═══ Supplied material ═══

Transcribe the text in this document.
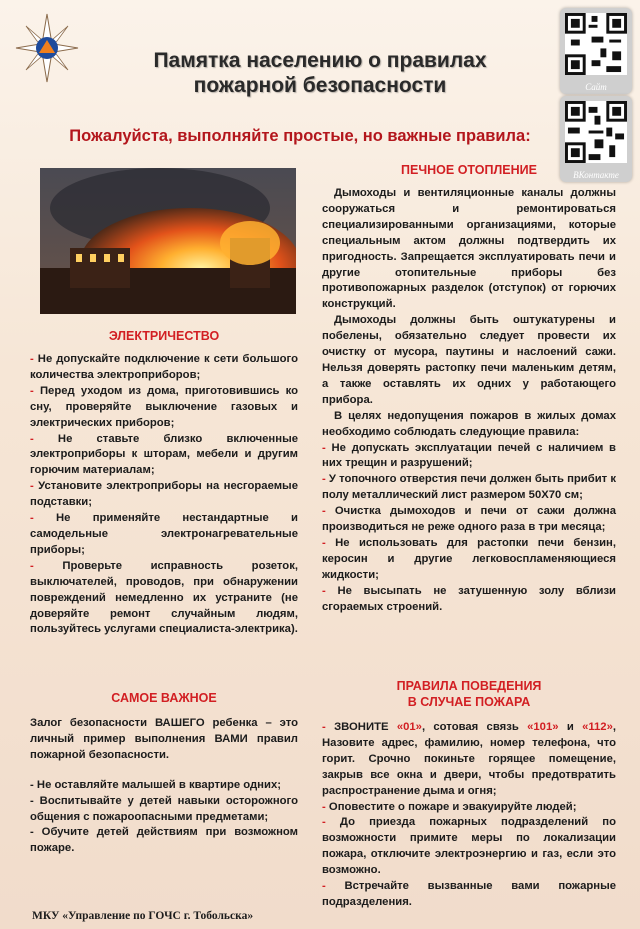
Памятка населению о правилах
пожарной безопасности	Сайт
ВКонтакте
Пожалуйста, выполняйте простые, но важные правила:
ЭЛЕКТРИЧЕСТВО

- Не допускайте подключение к сети большого количества электроприборов;

- Перед уходом из дома, приготовившись ко сну, проверяйте выключение газовых и электрических приборов;

- Не ставьте близко включенные электроприборы к шторам, мебели и другим горючим материалам;

- Установите электроприборы на несгораемые подставки;

- Не применяйте нестандартные и самодельные электронагревательные приборы;

-	Проверьте исправность розеток, выключателей, проводов, при обнаружении повреждений немедленно их устраните (не доверяйте ремонт случайным людям, пользуйтесь услугами специалиста-электрика).

САМОЕ ВАЖНОЕ

Залог безопасности ВАШЕГО ребенка – это личный пример выполнения ВАМИ правил пожарной безопасности.

- Не оставляйте малышей в квартире одних;

- Воспитывайте у детей навыки осторожного общения с пожароопасными предметами;

- Обучите детей действиям при возможном пожаре.

МКУ «Управление по ГОЧС г. Тобольска»
ПЕЧНОЕ ОТОПЛЕНИЕ

Дымоходы и вентиляционные каналы должны сооружаться и ремонтироваться специализированными организациями, которые специальным актом должны подтвердить их пригодность. Запрещается эксплуатировать печи и другие отопительные приборы без противопожарных разделок (отступок) от горючих конструкций.

Дымоходы должны быть оштукатурены и побелены, обязательно следует провести их очистку от мусора, паутины и наслоений сажи. Нельзя доверять растопку печи маленьким детям, а также оставлять их одних у работающего прибора.

В целях недопущения пожаров в жилых домах необходимо соблюдать следующие правила:

- Не допускать эксплуатации печей с наличием в них трещин и разрушений;

- У топочного отверстия печи должен быть прибит к полу металлический лист размером 50Х70 см;

- Очистка дымоходов и печи от сажи должна производиться не реже одного раза в три месяца;

- Не использовать для растопки печи бензин, керосин и другие легковоспламеняющиеся жидкости;

- Не высыпать не затушенную золу вблизи сгораемых строений.

ПРАВИЛА ПОВЕДЕНИЯ
В СЛУЧАЕ ПОЖАРА

- ЗВОНИТЕ «01», сотовая связь «101» и «112», Назовите адрес, фамилию, номер телефона, что горит. Срочно покиньте горящее помещение, закрыв все окна и двери, чтобы предотвратить распространение дыма и огня;

- Оповестите о пожаре и эвакуируйте людей;

- До приезда пожарных подразделений по возможности примите меры по локализации пожара, отключите электроэнергию и газ, если это возможно.

- Встречайте вызванные вами пожарные подразделения.
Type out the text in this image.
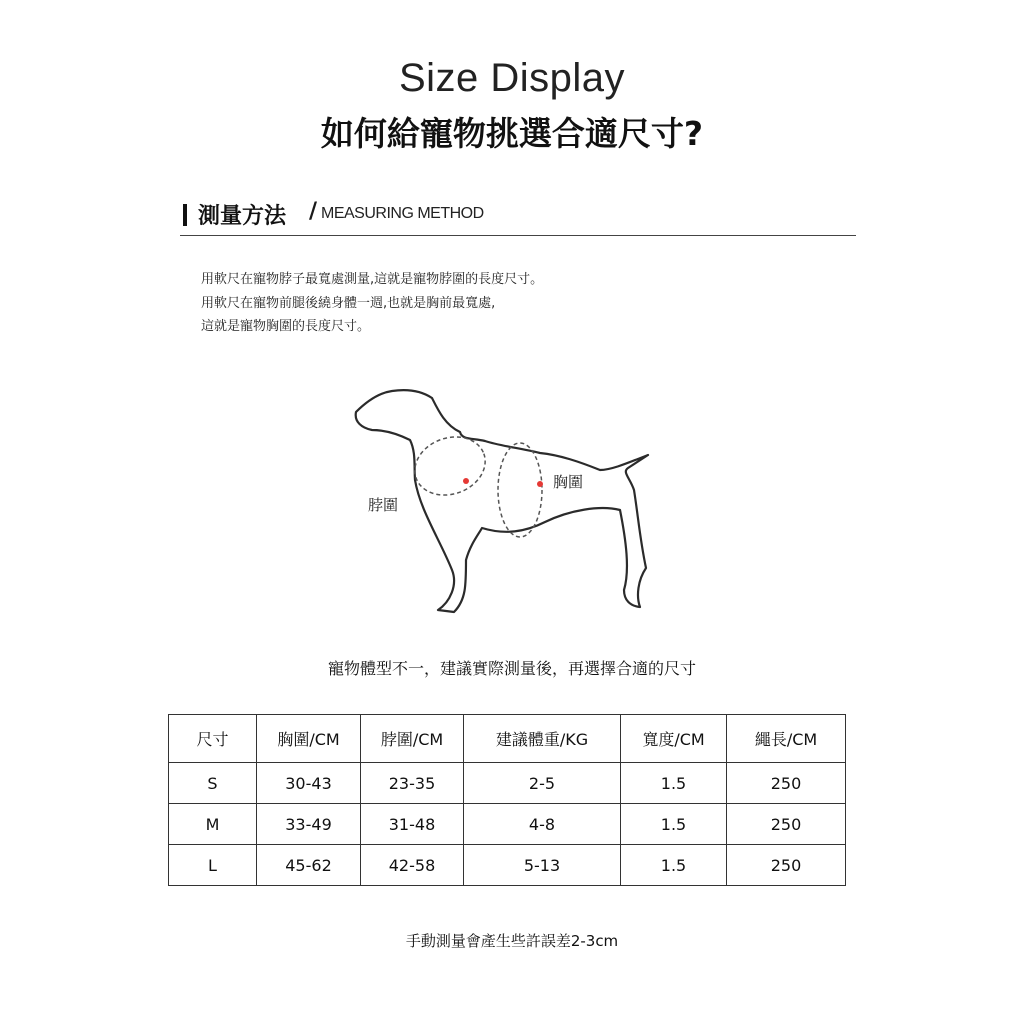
Size Display
如何給寵物挑選合適尺寸?
測量方法 / MEASURING METHOD
用軟尺在寵物脖子最寬處測量,這就是寵物脖圍的長度尺寸。
用軟尺在寵物前腿後繞身體一週,也就是胸前最寬處,
這就是寵物胸圍的長度尺寸。
脖圍
胸圍
寵物體型不一，建議實際測量後，再選擇合適的尺寸
尺寸	胸圍/CM	脖圍/CM	建議體重/KG	寬度/CM	繩長/CM
S	30-43	23-35	2-5	1.5	250
M	33-49	31-48	4-8	1.5	250
L	45-62	42-58	5-13	1.5	250
手動測量會產生些許誤差2-3cm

═══

Instructions to follow:
Reproduce the material above in full, exactly, with no images.

Task result:
Transcribe the text in this document.
Памятка населению о правилах
пожарной безопасности	Сайт
ВКонтакте
Пожалуйста, выполняйте простые, но важные правила:
ЭЛЕКТРИЧЕСТВО

- Не допускайте подключение к сети большого количества электроприборов;

- Перед уходом из дома, приготовившись ко сну, проверяйте выключение газовых и электрических приборов;

- Не ставьте близко включенные электроприборы к шторам, мебели и другим горючим материалам;

- Установите электроприборы на несгораемые подставки;

- Не применяйте нестандартные и самодельные электронагревательные приборы;

-	Проверьте исправность розеток, выключателей, проводов, при обнаружении повреждений немедленно их устраните (не доверяйте ремонт случайным людям, пользуйтесь услугами специалиста-электрика).

САМОЕ ВАЖНОЕ

Залог безопасности ВАШЕГО ребенка – это личный пример выполнения ВАМИ правил пожарной безопасности.

- Не оставляйте малышей в квартире одних;

- Воспитывайте у детей навыки осторожного общения с пожароопасными предметами;

- Обучите детей действиям при возможном пожаре.

МКУ «Управление по ГОЧС г. Тобольска»
ПЕЧНОЕ ОТОПЛЕНИЕ

Дымоходы и вентиляционные каналы должны сооружаться и ремонтироваться специализированными организациями, которые специальным актом должны подтвердить их пригодность. Запрещается эксплуатировать печи и другие отопительные приборы без противопожарных разделок (отступок) от горючих конструкций.

Дымоходы должны быть оштукатурены и побелены, обязательно следует провести их очистку от мусора, паутины и наслоений сажи. Нельзя доверять растопку печи маленьким детям, а также оставлять их одних у работающего прибора.

В целях недопущения пожаров в жилых домах необходимо соблюдать следующие правила:

- Не допускать эксплуатации печей с наличием в них трещин и разрушений;

- У топочного отверстия печи должен быть прибит к полу металлический лист размером 50Х70 см;

- Очистка дымоходов и печи от сажи должна производиться не реже одного раза в три месяца;

- Не использовать для растопки печи бензин, керосин и другие легковоспламеняющиеся жидкости;

- Не высыпать не затушенную золу вблизи сгораемых строений.

ПРАВИЛА ПОВЕДЕНИЯ
В СЛУЧАЕ ПОЖАРА

- ЗВОНИТЕ «01», сотовая связь «101» и «112», Назовите адрес, фамилию, номер телефона, что горит. Срочно покиньте горящее помещение, закрыв все окна и двери, чтобы предотвратить распространение дыма и огня;

- Оповестите о пожаре и эвакуируйте людей;

- До приезда пожарных подразделений по возможности примите меры по локализации пожара, отключите электроэнергию и газ, если это возможно.

- Встречайте вызванные вами пожарные подразделения.
Type out the text in this image.
Size Display
如何給寵物挑選合適尺寸?
測量方法 / MEASURING METHOD
用軟尺在寵物脖子最寬處測量,這就是寵物脖圍的長度尺寸。
用軟尺在寵物前腿後繞身體一週,也就是胸前最寬處,
這就是寵物胸圍的長度尺寸。
脖圍
胸圍
寵物體型不一，建議實際測量後，再選擇合適的尺寸
尺寸	胸圍/CM	脖圍/CM	建議體重/KG	寬度/CM	繩長/CM
S	30-43	23-35	2-5	1.5	250
M	33-49	31-48	4-8	1.5	250
L	45-62	42-58	5-13	1.5	250
手動測量會產生些許誤差2-3cm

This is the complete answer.